Excerpted records:
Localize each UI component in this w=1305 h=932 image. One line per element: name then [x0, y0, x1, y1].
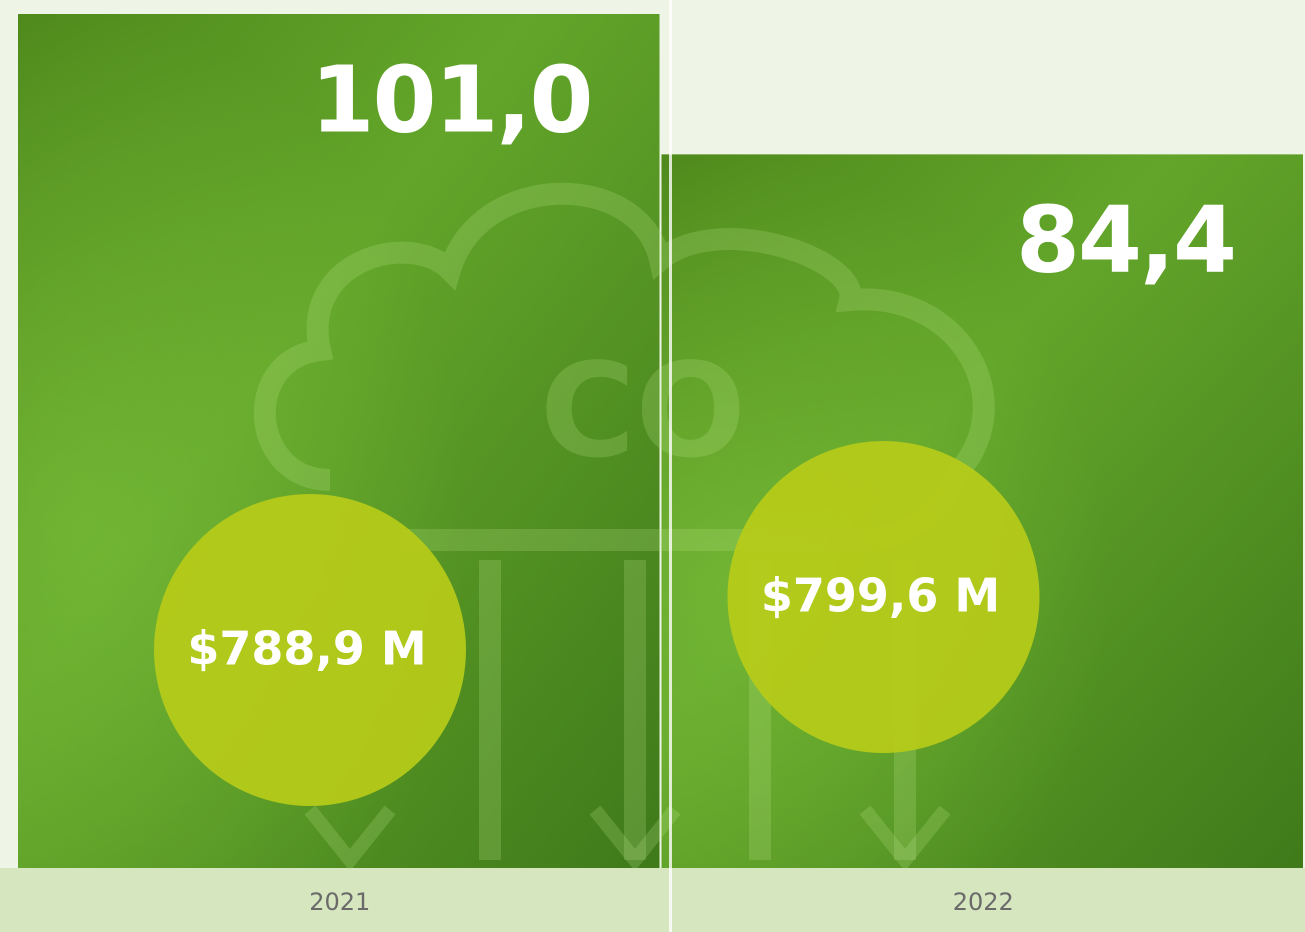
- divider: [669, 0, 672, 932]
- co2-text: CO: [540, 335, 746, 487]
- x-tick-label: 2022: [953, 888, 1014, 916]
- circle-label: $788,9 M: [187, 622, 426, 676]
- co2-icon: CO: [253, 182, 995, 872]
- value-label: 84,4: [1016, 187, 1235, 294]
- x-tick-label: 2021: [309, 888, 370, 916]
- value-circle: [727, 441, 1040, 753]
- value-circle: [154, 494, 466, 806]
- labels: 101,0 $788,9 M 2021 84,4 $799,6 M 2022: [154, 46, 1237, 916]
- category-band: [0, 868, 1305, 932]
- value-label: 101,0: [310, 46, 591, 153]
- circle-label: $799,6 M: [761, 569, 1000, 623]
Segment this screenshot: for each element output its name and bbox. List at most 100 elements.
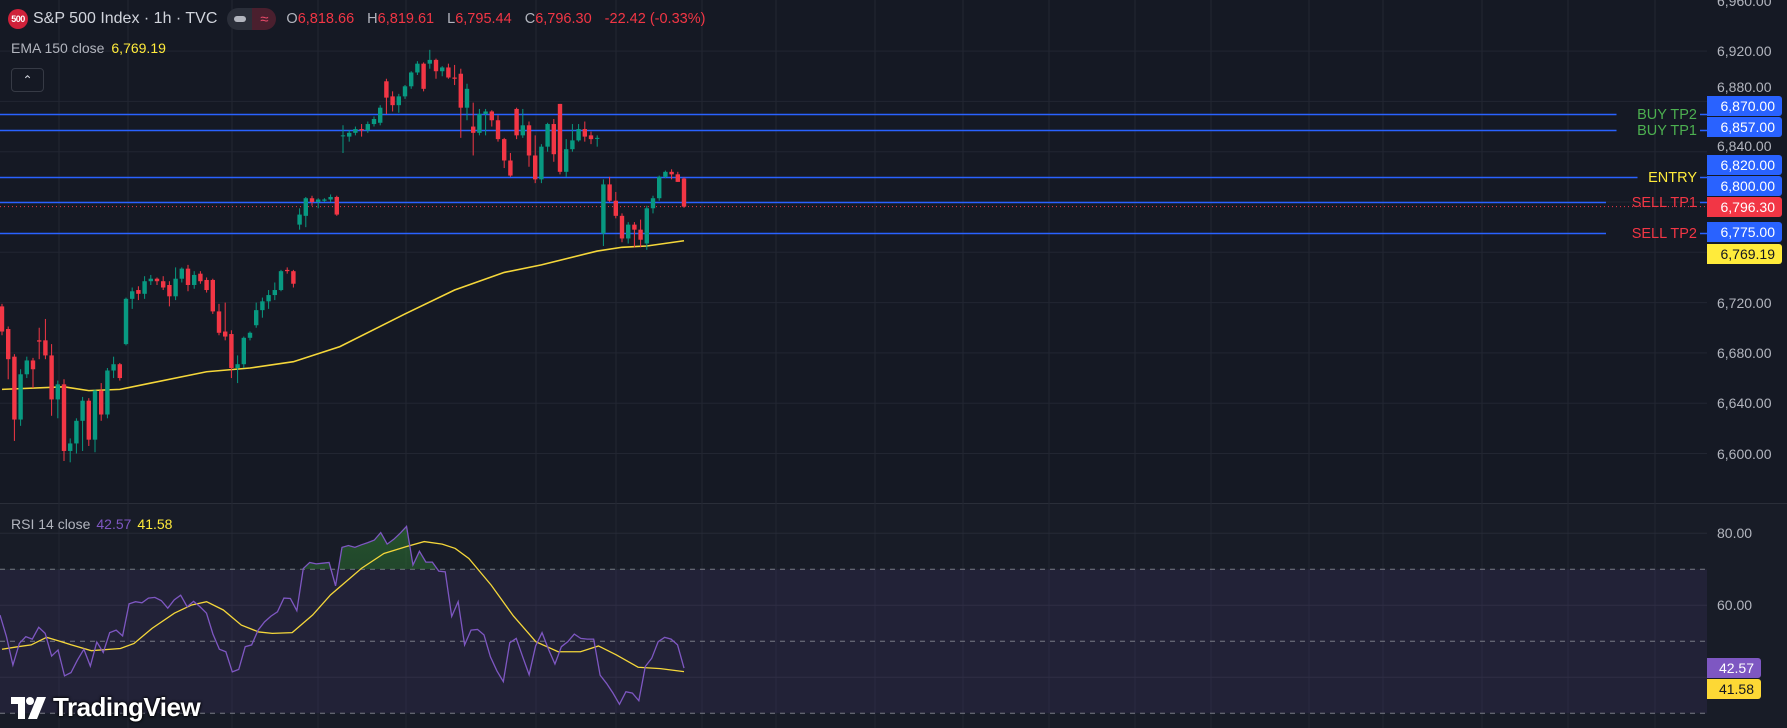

Aim: Please locate each line of the material above that contains the string "this", and copy those lines out in full.

Exercise answer:
Localize each UI component in this w=1305 h=932 image. One line per element: name then [x0, y0, x1, y1].
Segment this screenshot: for each element output its name and bbox. List at most 100 elements.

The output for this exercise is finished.